(Instructions for the task): Produce an exact transcription of the listing below, omitting the pictures.

(Entries provided):
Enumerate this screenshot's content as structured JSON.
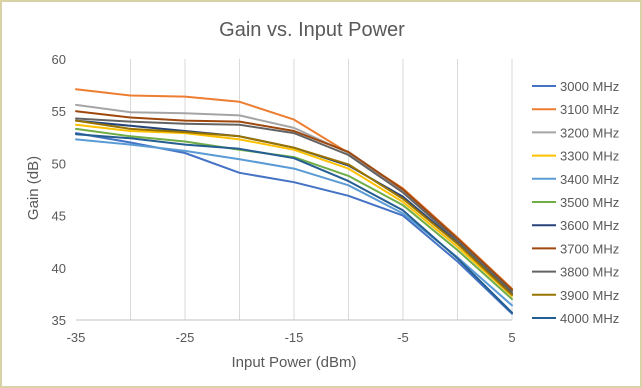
{
  "chart_data": {
    "type": "line",
    "title": "Gain vs. Input Power",
    "xlabel": "Input Power (dBm)",
    "ylabel": "Gain (dB)",
    "xlim": [
      -35,
      5
    ],
    "ylim": [
      35,
      60
    ],
    "xticks": [
      -35,
      -25,
      -15,
      -5,
      5
    ],
    "yticks": [
      35,
      40,
      45,
      50,
      55,
      60
    ],
    "grid": "vertical",
    "legend_position": "right",
    "series": [
      {
        "name": "3000 MHz",
        "color": "#4472c4",
        "x": [
          -35,
          -30,
          -25,
          -20,
          -15,
          -10,
          -5,
          0,
          5
        ],
        "y": [
          52.9,
          52.0,
          51.0,
          49.1,
          48.2,
          46.9,
          45.0,
          40.6,
          35.6
        ]
      },
      {
        "name": "3100 MHz",
        "color": "#ed7d31",
        "x": [
          -35,
          -30,
          -25,
          -20,
          -15,
          -10,
          -5,
          0,
          5
        ],
        "y": [
          57.1,
          56.5,
          56.4,
          55.9,
          54.2,
          51.0,
          47.6,
          42.9,
          38.0
        ]
      },
      {
        "name": "3200 MHz",
        "color": "#a5a5a5",
        "x": [
          -35,
          -30,
          -25,
          -20,
          -15,
          -10,
          -5,
          0,
          5
        ],
        "y": [
          55.6,
          54.9,
          54.8,
          54.6,
          53.4,
          51.0,
          47.4,
          42.7,
          37.8
        ]
      },
      {
        "name": "3300 MHz",
        "color": "#ffc000",
        "x": [
          -35,
          -30,
          -25,
          -20,
          -15,
          -10,
          -5,
          0,
          5
        ],
        "y": [
          53.7,
          53.1,
          52.9,
          52.3,
          51.3,
          49.5,
          46.3,
          42.0,
          37.3
        ]
      },
      {
        "name": "3400 MHz",
        "color": "#5b9bd5",
        "x": [
          -35,
          -30,
          -25,
          -20,
          -15,
          -10,
          -5,
          0,
          5
        ],
        "y": [
          52.3,
          51.8,
          51.2,
          50.4,
          49.5,
          47.9,
          45.2,
          41.0,
          36.4
        ]
      },
      {
        "name": "3500 MHz",
        "color": "#70ad47",
        "x": [
          -35,
          -30,
          -25,
          -20,
          -15,
          -10,
          -5,
          0,
          5
        ],
        "y": [
          53.3,
          52.6,
          52.1,
          51.3,
          50.6,
          48.8,
          46.0,
          41.7,
          37.0
        ]
      },
      {
        "name": "3600 MHz",
        "color": "#264478",
        "x": [
          -35,
          -30,
          -25,
          -20,
          -15,
          -10,
          -5,
          0,
          5
        ],
        "y": [
          54.1,
          53.6,
          53.1,
          52.6,
          51.5,
          49.8,
          46.8,
          42.4,
          37.5
        ]
      },
      {
        "name": "3700 MHz",
        "color": "#9e480e",
        "x": [
          -35,
          -30,
          -25,
          -20,
          -15,
          -10,
          -5,
          0,
          5
        ],
        "y": [
          55.0,
          54.4,
          54.1,
          54.0,
          53.1,
          51.1,
          47.5,
          42.8,
          37.9
        ]
      },
      {
        "name": "3800 MHz",
        "color": "#636363",
        "x": [
          -35,
          -30,
          -25,
          -20,
          -15,
          -10,
          -5,
          0,
          5
        ],
        "y": [
          54.3,
          54.0,
          53.8,
          53.7,
          52.9,
          50.8,
          47.2,
          42.6,
          37.7
        ]
      },
      {
        "name": "3900 MHz",
        "color": "#997300",
        "x": [
          -35,
          -30,
          -25,
          -20,
          -15,
          -10,
          -5,
          0,
          5
        ],
        "y": [
          54.1,
          53.3,
          53.0,
          52.6,
          51.5,
          49.9,
          46.6,
          42.3,
          37.4
        ]
      },
      {
        "name": "4000 MHz",
        "color": "#255e91",
        "x": [
          -35,
          -30,
          -25,
          -20,
          -15,
          -10,
          -5,
          0,
          5
        ],
        "y": [
          52.8,
          52.4,
          51.8,
          51.4,
          50.5,
          48.3,
          45.5,
          40.9,
          35.7
        ]
      }
    ]
  }
}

(Correct result):
Enumerate this screenshot's content as structured JSON.
{
  "chart_data": {
    "type": "line",
    "title": "Gain vs. Input Power",
    "xlabel": "Input Power (dBm)",
    "ylabel": "Gain (dB)",
    "xlim": [
      -35,
      5
    ],
    "ylim": [
      35,
      60
    ],
    "xticks": [
      -35,
      -25,
      -15,
      -5,
      5
    ],
    "yticks": [
      35,
      40,
      45,
      50,
      55,
      60
    ],
    "grid": "vertical",
    "legend_position": "right",
    "series": [
      {
        "name": "3000 MHz",
        "color": "#4472c4",
        "x": [
          -35,
          -30,
          -25,
          -20,
          -15,
          -10,
          -5,
          0,
          5
        ],
        "y": [
          52.9,
          52.0,
          51.0,
          49.1,
          48.2,
          46.9,
          45.0,
          40.6,
          35.6
        ]
      },
      {
        "name": "3100 MHz",
        "color": "#ed7d31",
        "x": [
          -35,
          -30,
          -25,
          -20,
          -15,
          -10,
          -5,
          0,
          5
        ],
        "y": [
          57.1,
          56.5,
          56.4,
          55.9,
          54.2,
          51.0,
          47.6,
          42.9,
          38.0
        ]
      },
      {
        "name": "3200 MHz",
        "color": "#a5a5a5",
        "x": [
          -35,
          -30,
          -25,
          -20,
          -15,
          -10,
          -5,
          0,
          5
        ],
        "y": [
          55.6,
          54.9,
          54.8,
          54.6,
          53.4,
          51.0,
          47.4,
          42.7,
          37.8
        ]
      },
      {
        "name": "3300 MHz",
        "color": "#ffc000",
        "x": [
          -35,
          -30,
          -25,
          -20,
          -15,
          -10,
          -5,
          0,
          5
        ],
        "y": [
          53.7,
          53.1,
          52.9,
          52.3,
          51.3,
          49.5,
          46.3,
          42.0,
          37.3
        ]
      },
      {
        "name": "3400 MHz",
        "color": "#5b9bd5",
        "x": [
          -35,
          -30,
          -25,
          -20,
          -15,
          -10,
          -5,
          0,
          5
        ],
        "y": [
          52.3,
          51.8,
          51.2,
          50.4,
          49.5,
          47.9,
          45.2,
          41.0,
          36.4
        ]
      },
      {
        "name": "3500 MHz",
        "color": "#70ad47",
        "x": [
          -35,
          -30,
          -25,
          -20,
          -15,
          -10,
          -5,
          0,
          5
        ],
        "y": [
          53.3,
          52.6,
          52.1,
          51.3,
          50.6,
          48.8,
          46.0,
          41.7,
          37.0
        ]
      },
      {
        "name": "3600 MHz",
        "color": "#264478",
        "x": [
          -35,
          -30,
          -25,
          -20,
          -15,
          -10,
          -5,
          0,
          5
        ],
        "y": [
          54.1,
          53.6,
          53.1,
          52.6,
          51.5,
          49.8,
          46.8,
          42.4,
          37.5
        ]
      },
      {
        "name": "3700 MHz",
        "color": "#9e480e",
        "x": [
          -35,
          -30,
          -25,
          -20,
          -15,
          -10,
          -5,
          0,
          5
        ],
        "y": [
          55.0,
          54.4,
          54.1,
          54.0,
          53.1,
          51.1,
          47.5,
          42.8,
          37.9
        ]
      },
      {
        "name": "3800 MHz",
        "color": "#636363",
        "x": [
          -35,
          -30,
          -25,
          -20,
          -15,
          -10,
          -5,
          0,
          5
        ],
        "y": [
          54.3,
          54.0,
          53.8,
          53.7,
          52.9,
          50.8,
          47.2,
          42.6,
          37.7
        ]
      },
      {
        "name": "3900 MHz",
        "color": "#997300",
        "x": [
          -35,
          -30,
          -25,
          -20,
          -15,
          -10,
          -5,
          0,
          5
        ],
        "y": [
          54.1,
          53.3,
          53.0,
          52.6,
          51.5,
          49.9,
          46.6,
          42.3,
          37.4
        ]
      },
      {
        "name": "4000 MHz",
        "color": "#255e91",
        "x": [
          -35,
          -30,
          -25,
          -20,
          -15,
          -10,
          -5,
          0,
          5
        ],
        "y": [
          52.8,
          52.4,
          51.8,
          51.4,
          50.5,
          48.3,
          45.5,
          40.9,
          35.7
        ]
      }
    ]
  }
}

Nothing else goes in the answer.